WHAT YOU SHOULD DO:
In the backpressure write-up below, return the passage that begins at the words "3. Buffer downstream" and stops after the words "the entire pipeline.", with nothing changed.

The backpressure chain:

doMoveCompressFile slow (disk I/O) --> movefileChan full (cap 5) --> 
trigMoveToGzip blocks in writelogFile --> unbuffered downstream channels block --> 
sendLogsToVector blocks --> loggerChan full (cap 10) --> getKernelMsg blocks --> 
/dev/kmsg not read → kernel ring buffer overflows --> EPIPE --> early messages gone

This PR fixes all choke points:

  1. Dedicated kernel buffer channel (cap 500): getKernelMsg now writes to its own channel with non-blocking sends, so it always drains /dev/kmsg regardless of downstream backpressure. A merge goroutine forwards messages to the main pipeline.

  2. Sequence number gap detection: track /dev/kmsg sequence numbers to detect and count ring buffer overflows. Populate the new NumKmsgDropped metric so kernel log loss becomes observable via the controller.

  3. Buffer downstream channels: appLogChan, uploadLogChan, keepLogChan changed from unbuffered to cap 100. A single blocked app log send could previously freeze the entire pipeline.

  4. Increase loggerChan from 10 to 500 and movefileChan from 5
    to 20.

  5. Non-blocking gzip handoff: trigMoveToGzip uses non-blocking send to moveChan. If the main goroutine is busy compressing, the log file grows beyond the size limit until the next attempt succeeds, rather than blocking the entire write pipeline.

STORED ROWS:

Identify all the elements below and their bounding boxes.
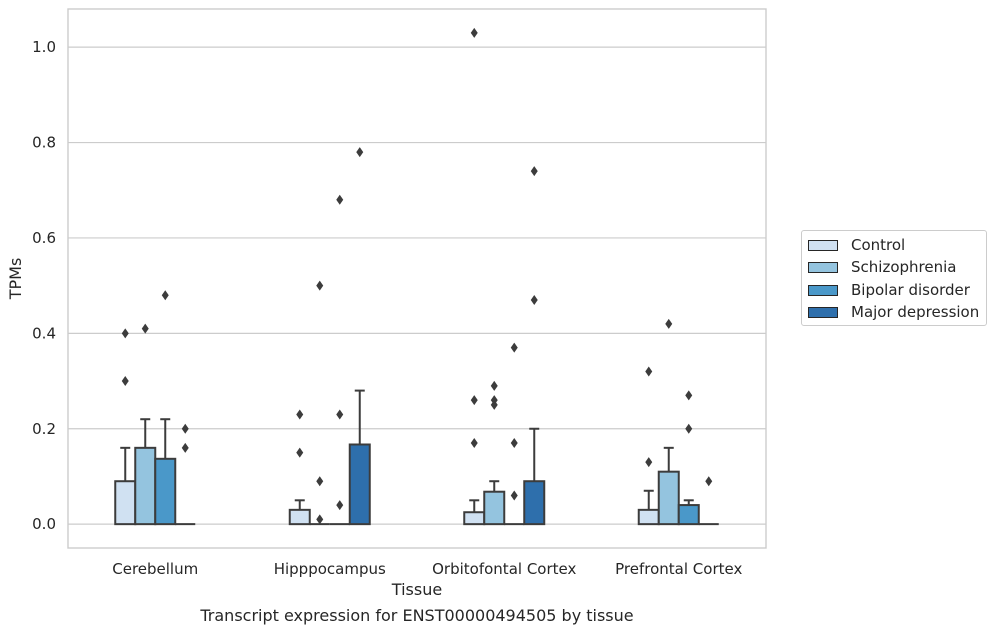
outlier-point-bipolar-disorder bbox=[510, 342, 518, 353]
outlier-point-control bbox=[645, 457, 653, 468]
y-tick-label: 0.0 bbox=[32, 515, 56, 533]
y-tick-label: 1.0 bbox=[32, 38, 56, 56]
plot-frame bbox=[67, 8, 767, 549]
x-axis-label: Tissue bbox=[391, 580, 442, 599]
legend-swatch-bipolar-disorder bbox=[808, 284, 838, 296]
bar-control bbox=[463, 511, 486, 526]
outlier-point-schizophrenia bbox=[316, 514, 324, 525]
outlier-point-schizophrenia bbox=[316, 476, 324, 487]
y-tick-label: 0.2 bbox=[32, 420, 56, 438]
outlier-point-control bbox=[470, 438, 478, 449]
outlier-point-control bbox=[296, 447, 304, 458]
outlier-point-control bbox=[645, 366, 653, 377]
legend-label-bipolar-disorder: Bipolar disorder bbox=[851, 281, 970, 299]
bar-schizophrenia bbox=[483, 490, 506, 526]
outlier-point-schizophrenia bbox=[490, 380, 498, 391]
outlier-point-schizophrenia bbox=[490, 395, 498, 406]
bar-schizophrenia bbox=[657, 470, 680, 526]
legend-label-control: Control bbox=[851, 236, 906, 254]
bar-schizophrenia bbox=[134, 446, 157, 526]
outlier-point-schizophrenia bbox=[316, 280, 324, 291]
chart-caption: Transcript expression for ENST0000049450… bbox=[200, 606, 634, 625]
legend: Control Schizophrenia Bipolar disorder M… bbox=[801, 230, 987, 326]
legend-label-schizophrenia: Schizophrenia bbox=[851, 258, 957, 276]
y-tick-label: 0.6 bbox=[32, 229, 56, 247]
outlier-point-control bbox=[296, 409, 304, 420]
outlier-point-bipolar-disorder bbox=[685, 390, 693, 401]
outlier-point-control bbox=[121, 376, 129, 387]
bar-bipolar-disorder bbox=[677, 504, 700, 526]
x-tick-label: Hipppocampus bbox=[274, 560, 386, 578]
bar-control bbox=[114, 480, 137, 526]
bar-control bbox=[288, 508, 311, 526]
outlier-point-bipolar-disorder bbox=[336, 194, 344, 205]
x-tick-label: Orbitofontal Cortex bbox=[432, 560, 576, 578]
outlier-point-bipolar-disorder bbox=[510, 490, 518, 501]
legend-swatch-control bbox=[808, 239, 838, 251]
y-tick-label: 0.4 bbox=[32, 324, 56, 342]
legend-swatch-major-depression bbox=[808, 306, 838, 318]
outlier-point-schizophrenia bbox=[665, 318, 673, 329]
outlier-point-major-depression bbox=[356, 147, 364, 158]
legend-swatch-schizophrenia bbox=[808, 261, 838, 273]
legend-item-major-depression: Major depression bbox=[808, 303, 979, 321]
outlier-point-major-depression bbox=[181, 442, 189, 453]
outlier-point-bipolar-disorder bbox=[510, 438, 518, 449]
outlier-point-bipolar-disorder bbox=[336, 409, 344, 420]
outlier-point-major-depression bbox=[705, 476, 713, 487]
bar-major-depression bbox=[523, 480, 546, 526]
legend-item-schizophrenia: Schizophrenia bbox=[808, 258, 956, 276]
bar-bipolar-disorder bbox=[154, 457, 177, 526]
outlier-point-bipolar-disorder bbox=[336, 500, 344, 511]
outlier-point-schizophrenia bbox=[141, 323, 149, 334]
outlier-point-bipolar-disorder bbox=[685, 423, 693, 434]
outlier-point-control bbox=[470, 395, 478, 406]
y-axis-label: TPMs bbox=[6, 258, 25, 301]
x-tick-label: Prefrontal Cortex bbox=[615, 560, 742, 578]
outlier-point-control bbox=[470, 27, 478, 38]
outlier-point-bipolar-disorder bbox=[161, 290, 169, 301]
legend-label-major-depression: Major depression bbox=[851, 303, 980, 321]
x-tick-label: Cerebellum bbox=[112, 560, 198, 578]
outlier-point-major-depression bbox=[530, 294, 538, 305]
y-tick-label: 0.8 bbox=[32, 134, 56, 152]
legend-item-control: Control bbox=[808, 236, 905, 254]
outlier-point-control bbox=[121, 328, 129, 339]
legend-item-bipolar-disorder: Bipolar disorder bbox=[808, 281, 970, 299]
bar-control bbox=[637, 508, 660, 526]
outlier-point-major-depression bbox=[530, 166, 538, 177]
outlier-point-major-depression bbox=[181, 423, 189, 434]
bar-major-depression bbox=[348, 443, 371, 526]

EXERCISE RESULT:
3. Buffer downstream channels: appLogChan, uploadLogChan, keepLogChan changed from unbuffered to cap 100. A single blocked app log send could previously freeze the entire pipeline.